### What the exercise asks:
The records below must be output exactly, without pictures.

### Data section:

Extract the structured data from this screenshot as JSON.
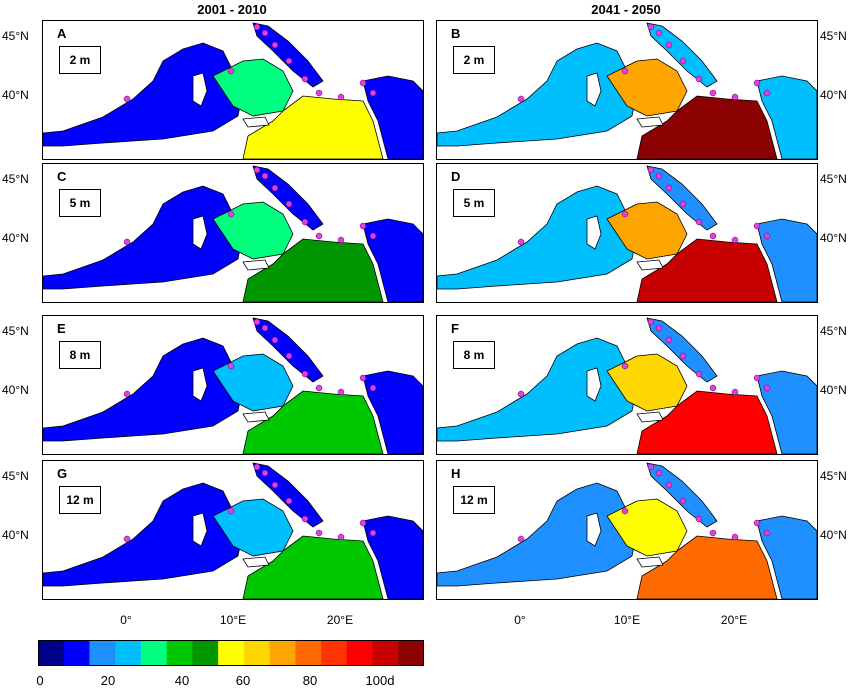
{
  "column_titles": [
    "2001 - 2010",
    "2041 - 2050"
  ],
  "panels": [
    {
      "letter": "A",
      "depth": "2 m",
      "period": "2001 - 2010",
      "level": 0.35
    },
    {
      "letter": "B",
      "depth": "2 m",
      "period": "2041 - 2050",
      "level": 0.75
    },
    {
      "letter": "C",
      "depth": "5 m",
      "period": "2001 - 2010",
      "level": 0.3
    },
    {
      "letter": "D",
      "depth": "5 m",
      "period": "2041 - 2050",
      "level": 0.68
    },
    {
      "letter": "E",
      "depth": "8 m",
      "period": "2001 - 2010",
      "level": 0.27
    },
    {
      "letter": "F",
      "depth": "8 m",
      "period": "2041 - 2050",
      "level": 0.62
    },
    {
      "letter": "G",
      "depth": "12 m",
      "period": "2001 - 2010",
      "level": 0.25
    },
    {
      "letter": "H",
      "depth": "12 m",
      "period": "2041 - 2050",
      "level": 0.55
    }
  ],
  "lat_labels": [
    "45°N",
    "40°N"
  ],
  "lon_labels": [
    "0°",
    "10°E",
    "20°E"
  ],
  "colorbar": {
    "ticks": [
      "0",
      "20",
      "40",
      "60",
      "80",
      "100d"
    ],
    "range": [
      0,
      100
    ],
    "colors": [
      "#00008b",
      "#0000ff",
      "#1e90ff",
      "#00bfff",
      "#00ff7f",
      "#00c800",
      "#009600",
      "#ffff00",
      "#ffd700",
      "#ffa500",
      "#ff6a00",
      "#ff3300",
      "#ff0000",
      "#c80000",
      "#8b0000"
    ]
  },
  "marker_color": "#e040e0",
  "chart_data": {
    "type": "heatmap",
    "title": "",
    "columns": [
      "2001 - 2010",
      "2041 - 2050"
    ],
    "rows": [
      "2 m",
      "5 m",
      "8 m",
      "12 m"
    ],
    "colorbar_ticks": [
      0,
      20,
      40,
      60,
      80,
      100
    ],
    "colorbar_unit": "d",
    "xticks": [
      "0°",
      "10°E",
      "20°E"
    ],
    "yticks": [
      "45°N",
      "40°N"
    ]
  }
}
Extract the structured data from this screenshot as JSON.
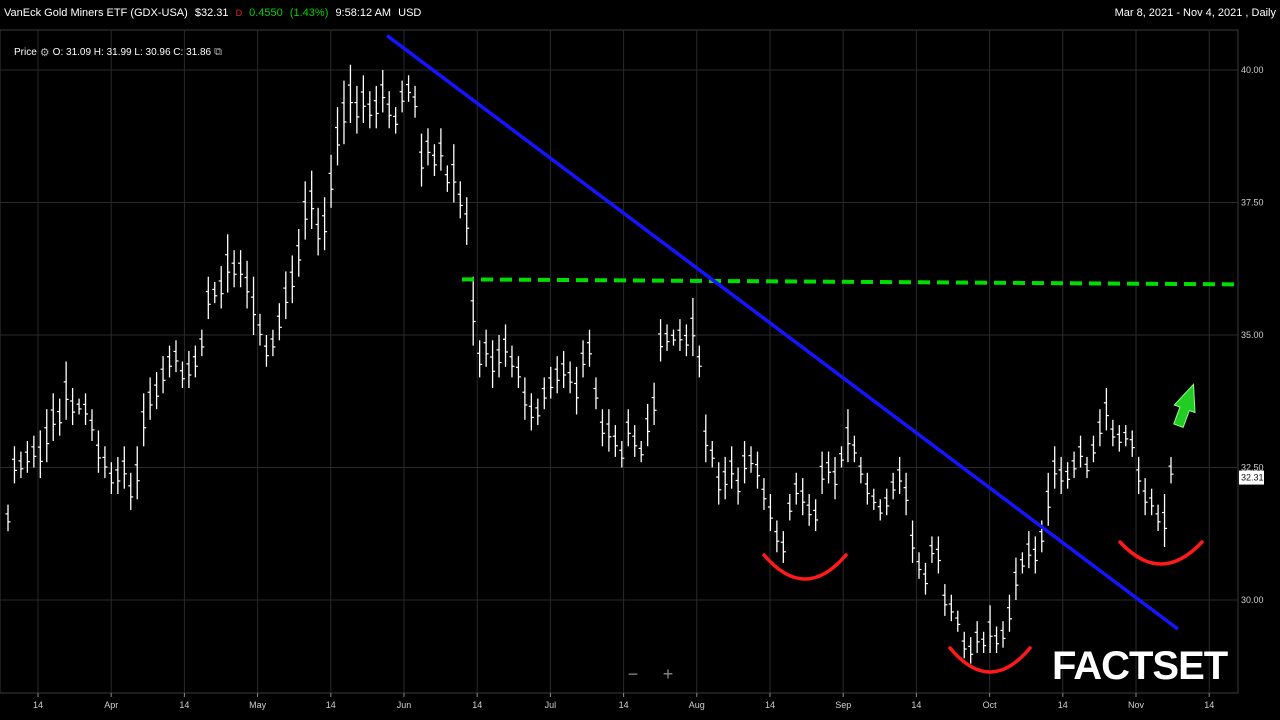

### Task solution:
Extract the structured data from this screenshot as JSON.
{
  "column_titles": [
    "2001 - 2010",
    "2041 - 2050"
  ],
  "panels": [
    {
      "letter": "A",
      "depth": "2 m",
      "period": "2001 - 2010",
      "level": 0.35
    },
    {
      "letter": "B",
      "depth": "2 m",
      "period": "2041 - 2050",
      "level": 0.75
    },
    {
      "letter": "C",
      "depth": "5 m",
      "period": "2001 - 2010",
      "level": 0.3
    },
    {
      "letter": "D",
      "depth": "5 m",
      "period": "2041 - 2050",
      "level": 0.68
    },
    {
      "letter": "E",
      "depth": "8 m",
      "period": "2001 - 2010",
      "level": 0.27
    },
    {
      "letter": "F",
      "depth": "8 m",
      "period": "2041 - 2050",
      "level": 0.62
    },
    {
      "letter": "G",
      "depth": "12 m",
      "period": "2001 - 2010",
      "level": 0.25
    },
    {
      "letter": "H",
      "depth": "12 m",
      "period": "2041 - 2050",
      "level": 0.55
    }
  ],
  "lat_labels": [
    "45°N",
    "40°N"
  ],
  "lon_labels": [
    "0°",
    "10°E",
    "20°E"
  ],
  "colorbar": {
    "ticks": [
      "0",
      "20",
      "40",
      "60",
      "80",
      "100d"
    ],
    "range": [
      0,
      100
    ],
    "colors": [
      "#00008b",
      "#0000ff",
      "#1e90ff",
      "#00bfff",
      "#00ff7f",
      "#00c800",
      "#009600",
      "#ffff00",
      "#ffd700",
      "#ffa500",
      "#ff6a00",
      "#ff3300",
      "#ff0000",
      "#c80000",
      "#8b0000"
    ]
  },
  "marker_color": "#e040e0",
  "chart_data": {
    "type": "heatmap",
    "title": "",
    "columns": [
      "2001 - 2010",
      "2041 - 2050"
    ],
    "rows": [
      "2 m",
      "5 m",
      "8 m",
      "12 m"
    ],
    "colorbar_ticks": [
      0,
      20,
      40,
      60,
      80,
      100
    ],
    "colorbar_unit": "d",
    "xticks": [
      "0°",
      "10°E",
      "20°E"
    ],
    "yticks": [
      "45°N",
      "40°N"
    ]
  }
}
Extract the structured data from this screenshot as JSON.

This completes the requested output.